DIRECTIVE: Rename "Seniors" to "Retirees" in the records from the first line up to and including the line with "Point bbox=[180, 731, 202, 746]". Return only those lines, with nothing else changed.

RECORDS FOR THE TASK:
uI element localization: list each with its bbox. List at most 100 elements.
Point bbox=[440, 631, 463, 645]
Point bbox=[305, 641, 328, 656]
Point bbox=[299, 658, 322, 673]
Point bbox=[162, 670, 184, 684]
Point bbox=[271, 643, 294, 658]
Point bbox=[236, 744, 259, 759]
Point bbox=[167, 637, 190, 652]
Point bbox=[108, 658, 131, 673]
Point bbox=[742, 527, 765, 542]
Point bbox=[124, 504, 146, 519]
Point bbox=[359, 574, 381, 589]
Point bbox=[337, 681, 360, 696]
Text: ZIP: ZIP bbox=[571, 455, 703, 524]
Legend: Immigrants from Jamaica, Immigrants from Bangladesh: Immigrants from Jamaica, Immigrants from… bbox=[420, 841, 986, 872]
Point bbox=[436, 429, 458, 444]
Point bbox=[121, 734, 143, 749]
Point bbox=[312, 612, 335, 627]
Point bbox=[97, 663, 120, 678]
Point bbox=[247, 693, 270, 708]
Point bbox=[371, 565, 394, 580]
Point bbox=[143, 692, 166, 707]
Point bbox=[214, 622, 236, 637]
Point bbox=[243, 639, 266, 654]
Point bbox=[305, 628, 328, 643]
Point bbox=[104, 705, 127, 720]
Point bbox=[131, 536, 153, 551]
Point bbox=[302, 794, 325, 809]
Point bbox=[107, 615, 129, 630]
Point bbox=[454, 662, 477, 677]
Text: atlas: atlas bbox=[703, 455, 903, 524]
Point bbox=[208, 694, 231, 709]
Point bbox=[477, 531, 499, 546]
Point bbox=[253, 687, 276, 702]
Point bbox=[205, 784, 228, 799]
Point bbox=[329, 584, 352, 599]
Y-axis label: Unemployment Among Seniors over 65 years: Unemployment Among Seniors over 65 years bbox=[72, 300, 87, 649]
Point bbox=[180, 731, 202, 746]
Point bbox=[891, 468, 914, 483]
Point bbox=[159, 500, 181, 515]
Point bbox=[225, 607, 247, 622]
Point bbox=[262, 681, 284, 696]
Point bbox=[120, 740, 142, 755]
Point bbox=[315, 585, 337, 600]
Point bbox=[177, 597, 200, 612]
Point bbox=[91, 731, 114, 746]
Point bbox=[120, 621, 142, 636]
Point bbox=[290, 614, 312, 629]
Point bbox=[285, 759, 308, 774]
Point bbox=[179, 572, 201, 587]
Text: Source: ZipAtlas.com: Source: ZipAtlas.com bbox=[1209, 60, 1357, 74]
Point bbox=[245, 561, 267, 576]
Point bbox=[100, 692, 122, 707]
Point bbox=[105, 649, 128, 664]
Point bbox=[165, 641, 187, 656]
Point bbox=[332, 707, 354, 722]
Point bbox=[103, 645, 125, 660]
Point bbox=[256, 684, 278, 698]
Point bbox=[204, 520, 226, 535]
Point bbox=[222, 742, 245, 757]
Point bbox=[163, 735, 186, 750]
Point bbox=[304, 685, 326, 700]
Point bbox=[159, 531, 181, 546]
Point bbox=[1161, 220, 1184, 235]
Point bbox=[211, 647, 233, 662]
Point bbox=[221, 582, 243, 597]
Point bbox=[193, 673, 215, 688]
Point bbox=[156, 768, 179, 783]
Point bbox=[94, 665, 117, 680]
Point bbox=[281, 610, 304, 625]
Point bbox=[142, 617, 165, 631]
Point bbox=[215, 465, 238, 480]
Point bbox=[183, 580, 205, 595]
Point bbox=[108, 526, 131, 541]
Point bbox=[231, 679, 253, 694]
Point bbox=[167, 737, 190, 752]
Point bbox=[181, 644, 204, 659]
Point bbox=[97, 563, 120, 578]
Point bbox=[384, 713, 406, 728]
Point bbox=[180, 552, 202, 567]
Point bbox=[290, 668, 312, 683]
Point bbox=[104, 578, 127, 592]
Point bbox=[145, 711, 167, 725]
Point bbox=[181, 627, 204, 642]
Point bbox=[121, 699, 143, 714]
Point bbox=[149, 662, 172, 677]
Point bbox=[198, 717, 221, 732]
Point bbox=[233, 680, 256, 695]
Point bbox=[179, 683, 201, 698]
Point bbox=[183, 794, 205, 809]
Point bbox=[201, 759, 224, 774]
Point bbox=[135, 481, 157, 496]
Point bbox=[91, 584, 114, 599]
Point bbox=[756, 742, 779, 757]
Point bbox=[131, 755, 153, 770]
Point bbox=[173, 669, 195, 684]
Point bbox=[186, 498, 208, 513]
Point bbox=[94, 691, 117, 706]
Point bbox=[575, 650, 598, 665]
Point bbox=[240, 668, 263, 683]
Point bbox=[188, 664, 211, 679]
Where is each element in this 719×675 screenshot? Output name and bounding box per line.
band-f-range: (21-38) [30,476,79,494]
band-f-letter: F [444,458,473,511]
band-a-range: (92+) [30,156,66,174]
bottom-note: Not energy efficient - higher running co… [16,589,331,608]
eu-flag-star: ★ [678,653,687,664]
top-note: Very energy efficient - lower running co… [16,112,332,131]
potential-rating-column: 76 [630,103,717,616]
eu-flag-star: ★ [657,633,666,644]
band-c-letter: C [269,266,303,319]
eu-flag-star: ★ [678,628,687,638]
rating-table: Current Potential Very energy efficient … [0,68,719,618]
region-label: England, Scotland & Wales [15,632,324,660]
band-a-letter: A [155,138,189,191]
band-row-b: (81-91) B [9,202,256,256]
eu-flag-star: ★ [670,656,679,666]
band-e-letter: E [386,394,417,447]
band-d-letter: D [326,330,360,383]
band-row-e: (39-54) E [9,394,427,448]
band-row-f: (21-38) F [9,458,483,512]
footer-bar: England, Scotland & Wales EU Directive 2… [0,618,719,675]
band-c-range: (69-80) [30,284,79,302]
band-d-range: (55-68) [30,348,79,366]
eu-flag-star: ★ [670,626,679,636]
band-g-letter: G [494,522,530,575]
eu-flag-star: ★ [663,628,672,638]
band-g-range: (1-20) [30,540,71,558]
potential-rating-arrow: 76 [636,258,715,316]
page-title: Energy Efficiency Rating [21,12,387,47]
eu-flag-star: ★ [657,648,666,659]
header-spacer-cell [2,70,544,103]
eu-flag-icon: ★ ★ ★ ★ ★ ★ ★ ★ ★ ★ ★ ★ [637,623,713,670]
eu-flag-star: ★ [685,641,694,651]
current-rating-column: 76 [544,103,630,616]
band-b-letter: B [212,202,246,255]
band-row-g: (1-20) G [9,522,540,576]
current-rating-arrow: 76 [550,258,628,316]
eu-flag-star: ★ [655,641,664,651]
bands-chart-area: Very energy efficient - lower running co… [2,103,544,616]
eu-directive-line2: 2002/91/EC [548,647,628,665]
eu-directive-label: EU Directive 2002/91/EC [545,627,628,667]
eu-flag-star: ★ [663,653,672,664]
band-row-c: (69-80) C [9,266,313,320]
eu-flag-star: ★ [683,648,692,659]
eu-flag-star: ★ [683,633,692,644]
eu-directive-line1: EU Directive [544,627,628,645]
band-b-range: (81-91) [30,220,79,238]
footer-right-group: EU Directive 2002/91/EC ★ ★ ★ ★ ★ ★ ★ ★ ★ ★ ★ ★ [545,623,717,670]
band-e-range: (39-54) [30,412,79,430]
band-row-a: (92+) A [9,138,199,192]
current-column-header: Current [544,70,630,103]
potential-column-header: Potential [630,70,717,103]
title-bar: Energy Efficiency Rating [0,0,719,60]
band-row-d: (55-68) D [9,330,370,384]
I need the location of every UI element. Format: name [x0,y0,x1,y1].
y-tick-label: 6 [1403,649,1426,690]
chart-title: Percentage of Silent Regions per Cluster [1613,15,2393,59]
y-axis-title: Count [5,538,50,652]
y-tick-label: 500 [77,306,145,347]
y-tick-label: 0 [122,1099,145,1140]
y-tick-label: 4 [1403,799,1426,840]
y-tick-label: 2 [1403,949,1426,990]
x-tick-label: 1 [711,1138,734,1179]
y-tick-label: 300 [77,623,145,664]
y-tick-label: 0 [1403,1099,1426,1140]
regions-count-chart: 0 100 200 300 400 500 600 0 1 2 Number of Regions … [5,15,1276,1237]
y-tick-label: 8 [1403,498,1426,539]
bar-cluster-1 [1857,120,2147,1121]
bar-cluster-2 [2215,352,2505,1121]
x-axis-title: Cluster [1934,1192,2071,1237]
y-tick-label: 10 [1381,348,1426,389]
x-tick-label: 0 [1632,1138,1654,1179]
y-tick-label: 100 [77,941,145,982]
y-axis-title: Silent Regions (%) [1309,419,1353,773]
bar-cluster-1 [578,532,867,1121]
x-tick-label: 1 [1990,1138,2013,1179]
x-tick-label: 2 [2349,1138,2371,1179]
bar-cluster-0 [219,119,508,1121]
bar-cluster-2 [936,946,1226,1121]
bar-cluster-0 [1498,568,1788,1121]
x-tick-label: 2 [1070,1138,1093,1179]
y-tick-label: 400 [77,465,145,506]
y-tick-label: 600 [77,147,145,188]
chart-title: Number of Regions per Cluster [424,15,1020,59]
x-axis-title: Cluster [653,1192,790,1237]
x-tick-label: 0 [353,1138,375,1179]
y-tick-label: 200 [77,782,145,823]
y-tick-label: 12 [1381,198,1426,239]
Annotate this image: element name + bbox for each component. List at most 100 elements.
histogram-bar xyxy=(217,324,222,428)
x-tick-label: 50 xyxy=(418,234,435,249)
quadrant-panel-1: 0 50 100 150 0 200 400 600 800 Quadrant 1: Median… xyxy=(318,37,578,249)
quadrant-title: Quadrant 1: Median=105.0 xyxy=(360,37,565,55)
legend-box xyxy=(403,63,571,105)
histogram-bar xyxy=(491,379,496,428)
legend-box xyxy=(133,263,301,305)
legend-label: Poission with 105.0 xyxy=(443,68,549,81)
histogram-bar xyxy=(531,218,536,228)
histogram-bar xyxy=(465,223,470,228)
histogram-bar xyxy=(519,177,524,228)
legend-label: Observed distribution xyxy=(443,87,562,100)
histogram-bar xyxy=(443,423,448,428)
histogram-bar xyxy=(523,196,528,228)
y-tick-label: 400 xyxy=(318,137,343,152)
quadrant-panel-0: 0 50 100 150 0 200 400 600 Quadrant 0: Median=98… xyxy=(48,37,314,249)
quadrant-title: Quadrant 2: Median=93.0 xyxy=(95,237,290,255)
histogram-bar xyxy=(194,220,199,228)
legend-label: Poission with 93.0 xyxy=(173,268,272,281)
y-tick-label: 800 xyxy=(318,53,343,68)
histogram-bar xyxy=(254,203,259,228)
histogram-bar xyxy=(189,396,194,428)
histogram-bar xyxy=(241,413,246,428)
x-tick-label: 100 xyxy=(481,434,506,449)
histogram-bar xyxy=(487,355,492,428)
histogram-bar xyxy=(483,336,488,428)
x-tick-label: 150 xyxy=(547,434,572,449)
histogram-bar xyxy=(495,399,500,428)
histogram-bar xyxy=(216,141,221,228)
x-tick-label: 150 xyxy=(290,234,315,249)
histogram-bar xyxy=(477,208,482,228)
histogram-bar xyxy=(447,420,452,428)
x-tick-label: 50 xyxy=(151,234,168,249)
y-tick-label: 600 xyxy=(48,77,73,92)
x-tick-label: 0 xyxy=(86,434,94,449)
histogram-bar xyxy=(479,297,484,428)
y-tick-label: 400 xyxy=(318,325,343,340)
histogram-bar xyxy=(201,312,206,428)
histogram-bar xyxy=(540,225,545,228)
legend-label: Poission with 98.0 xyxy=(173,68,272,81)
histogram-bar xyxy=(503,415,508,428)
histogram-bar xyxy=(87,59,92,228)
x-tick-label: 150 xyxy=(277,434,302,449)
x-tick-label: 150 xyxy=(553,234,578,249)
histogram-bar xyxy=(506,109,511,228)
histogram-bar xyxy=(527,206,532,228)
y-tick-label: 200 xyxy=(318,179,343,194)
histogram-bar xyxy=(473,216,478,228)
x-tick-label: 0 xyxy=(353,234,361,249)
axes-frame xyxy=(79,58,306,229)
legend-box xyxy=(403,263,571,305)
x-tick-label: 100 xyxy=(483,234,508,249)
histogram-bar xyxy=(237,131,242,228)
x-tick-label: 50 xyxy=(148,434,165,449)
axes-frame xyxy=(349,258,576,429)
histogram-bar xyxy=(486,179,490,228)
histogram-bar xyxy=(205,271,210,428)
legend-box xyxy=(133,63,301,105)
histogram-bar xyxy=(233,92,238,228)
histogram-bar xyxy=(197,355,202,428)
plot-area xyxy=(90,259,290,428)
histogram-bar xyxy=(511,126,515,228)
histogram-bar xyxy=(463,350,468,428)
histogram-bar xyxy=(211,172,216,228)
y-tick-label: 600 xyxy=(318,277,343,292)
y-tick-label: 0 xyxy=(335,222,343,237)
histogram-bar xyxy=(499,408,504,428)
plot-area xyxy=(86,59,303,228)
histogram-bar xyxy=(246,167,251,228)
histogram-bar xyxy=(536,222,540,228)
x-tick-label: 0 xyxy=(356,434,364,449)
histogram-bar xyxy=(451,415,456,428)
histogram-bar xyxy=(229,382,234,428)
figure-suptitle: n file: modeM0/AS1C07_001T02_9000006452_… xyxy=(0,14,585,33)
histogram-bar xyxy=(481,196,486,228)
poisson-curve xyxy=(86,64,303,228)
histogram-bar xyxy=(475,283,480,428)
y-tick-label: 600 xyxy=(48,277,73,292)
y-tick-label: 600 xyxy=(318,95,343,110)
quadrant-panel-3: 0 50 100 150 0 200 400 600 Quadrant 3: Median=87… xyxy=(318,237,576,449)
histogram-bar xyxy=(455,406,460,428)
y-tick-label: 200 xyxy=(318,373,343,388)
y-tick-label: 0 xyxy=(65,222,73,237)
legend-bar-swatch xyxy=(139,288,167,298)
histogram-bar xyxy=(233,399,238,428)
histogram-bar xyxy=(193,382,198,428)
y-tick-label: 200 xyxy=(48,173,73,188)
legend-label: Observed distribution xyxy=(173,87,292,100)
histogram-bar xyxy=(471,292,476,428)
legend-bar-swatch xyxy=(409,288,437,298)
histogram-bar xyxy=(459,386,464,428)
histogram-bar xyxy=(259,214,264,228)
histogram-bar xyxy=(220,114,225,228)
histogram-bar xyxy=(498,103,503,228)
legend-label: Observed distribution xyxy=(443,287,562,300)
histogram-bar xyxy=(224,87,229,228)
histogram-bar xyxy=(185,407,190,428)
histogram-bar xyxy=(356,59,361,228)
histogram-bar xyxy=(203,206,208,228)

EXERCISE RESULT:
uI element localization: list each with its bbox. List at most 100 elements.
Point bbox=[440, 631, 463, 645]
Point bbox=[305, 641, 328, 656]
Point bbox=[299, 658, 322, 673]
Point bbox=[162, 670, 184, 684]
Point bbox=[271, 643, 294, 658]
Point bbox=[236, 744, 259, 759]
Point bbox=[167, 637, 190, 652]
Point bbox=[108, 658, 131, 673]
Point bbox=[742, 527, 765, 542]
Point bbox=[124, 504, 146, 519]
Point bbox=[359, 574, 381, 589]
Point bbox=[337, 681, 360, 696]
Text: ZIP: ZIP bbox=[571, 455, 703, 524]
Legend: Immigrants from Jamaica, Immigrants from Bangladesh: Immigrants from Jamaica, Immigrants from… bbox=[420, 841, 986, 872]
Point bbox=[436, 429, 458, 444]
Point bbox=[121, 734, 143, 749]
Point bbox=[312, 612, 335, 627]
Point bbox=[97, 663, 120, 678]
Point bbox=[247, 693, 270, 708]
Point bbox=[371, 565, 394, 580]
Point bbox=[143, 692, 166, 707]
Point bbox=[214, 622, 236, 637]
Point bbox=[243, 639, 266, 654]
Point bbox=[305, 628, 328, 643]
Point bbox=[104, 705, 127, 720]
Point bbox=[131, 536, 153, 551]
Point bbox=[302, 794, 325, 809]
Point bbox=[107, 615, 129, 630]
Point bbox=[454, 662, 477, 677]
Text: atlas: atlas bbox=[703, 455, 903, 524]
Point bbox=[208, 694, 231, 709]
Point bbox=[477, 531, 499, 546]
Point bbox=[253, 687, 276, 702]
Point bbox=[205, 784, 228, 799]
Point bbox=[329, 584, 352, 599]
Y-axis label: Unemployment Among Retirees over 65 years: Unemployment Among Retirees over 65 years bbox=[72, 300, 87, 649]
Point bbox=[180, 731, 202, 746]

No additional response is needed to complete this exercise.